--- SUPPLIED INFORMATION ---

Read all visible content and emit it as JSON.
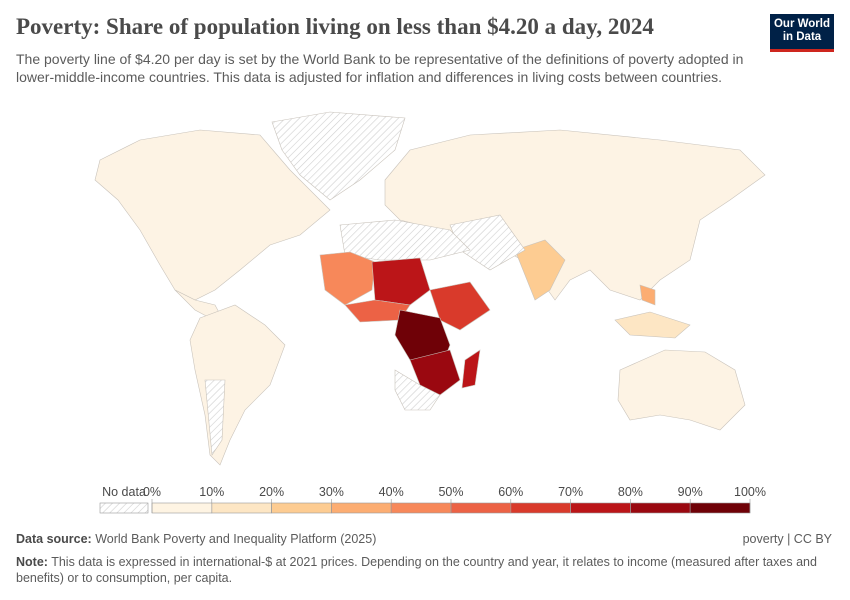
{
  "header": {
    "title": "Poverty: Share of population living on less than $4.20 a day, 2024",
    "subtitle": "The poverty line of $4.20 per day is set by the World Bank to be representative of the definitions of poverty adopted in lower-middle-income countries. This data is adjusted for inflation and differences in living costs between countries.",
    "logo": [
      "Our World",
      "in Data"
    ]
  },
  "legend": {
    "no_data": "No data",
    "ticks": [
      {
        "value": 0,
        "label": "0%"
      },
      {
        "value": 10,
        "label": "10%"
      },
      {
        "value": 20,
        "label": "20%"
      },
      {
        "value": 30,
        "label": "30%"
      },
      {
        "value": 40,
        "label": "40%"
      },
      {
        "value": 50,
        "label": "50%"
      },
      {
        "value": 60,
        "label": "60%"
      },
      {
        "value": 70,
        "label": "70%"
      },
      {
        "value": 80,
        "label": "80%"
      },
      {
        "value": 90,
        "label": "90%"
      },
      {
        "value": 100,
        "label": "100%"
      }
    ],
    "colors": [
      "#fef4e3",
      "#fde6c4",
      "#fdcc92",
      "#fcad72",
      "#f7885a",
      "#ec6245",
      "#d93a2b",
      "#bb1518",
      "#9a0810",
      "#6f0107"
    ]
  },
  "footer": {
    "source_label": "Data source:",
    "source": "World Bank Poverty and Inequality Platform (2025)",
    "license": "poverty | CC BY",
    "note_label": "Note:",
    "note": "This data is expressed in international-$ at 2021 prices. Depending on the country and year, it relates to income (measured after taxes and benefits) or to consumption, per capita."
  }
}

---

_YOUR INSTRUCTIONS_. Transcribe every entry above exactly. Omit all pictures.

_RESPONSE TO THIS TASK_.
Read all visible content and emit it as JSON.
{
  "header": {
    "title": "Poverty: Share of population living on less than $4.20 a day, 2024",
    "subtitle": "The poverty line of $4.20 per day is set by the World Bank to be representative of the definitions of poverty adopted in lower-middle-income countries. This data is adjusted for inflation and differences in living costs between countries.",
    "logo": [
      "Our World",
      "in Data"
    ]
  },
  "legend": {
    "no_data": "No data",
    "ticks": [
      {
        "value": 0,
        "label": "0%"
      },
      {
        "value": 10,
        "label": "10%"
      },
      {
        "value": 20,
        "label": "20%"
      },
      {
        "value": 30,
        "label": "30%"
      },
      {
        "value": 40,
        "label": "40%"
      },
      {
        "value": 50,
        "label": "50%"
      },
      {
        "value": 60,
        "label": "60%"
      },
      {
        "value": 70,
        "label": "70%"
      },
      {
        "value": 80,
        "label": "80%"
      },
      {
        "value": 90,
        "label": "90%"
      },
      {
        "value": 100,
        "label": "100%"
      }
    ],
    "colors": [
      "#fef4e3",
      "#fde6c4",
      "#fdcc92",
      "#fcad72",
      "#f7885a",
      "#ec6245",
      "#d93a2b",
      "#bb1518",
      "#9a0810",
      "#6f0107"
    ]
  },
  "footer": {
    "source_label": "Data source:",
    "source": "World Bank Poverty and Inequality Platform (2025)",
    "license": "poverty | CC BY",
    "note_label": "Note:",
    "note": "This data is expressed in international-$ at 2021 prices. Depending on the country and year, it relates to income (measured after taxes and benefits) or to consumption, per capita."
  }
}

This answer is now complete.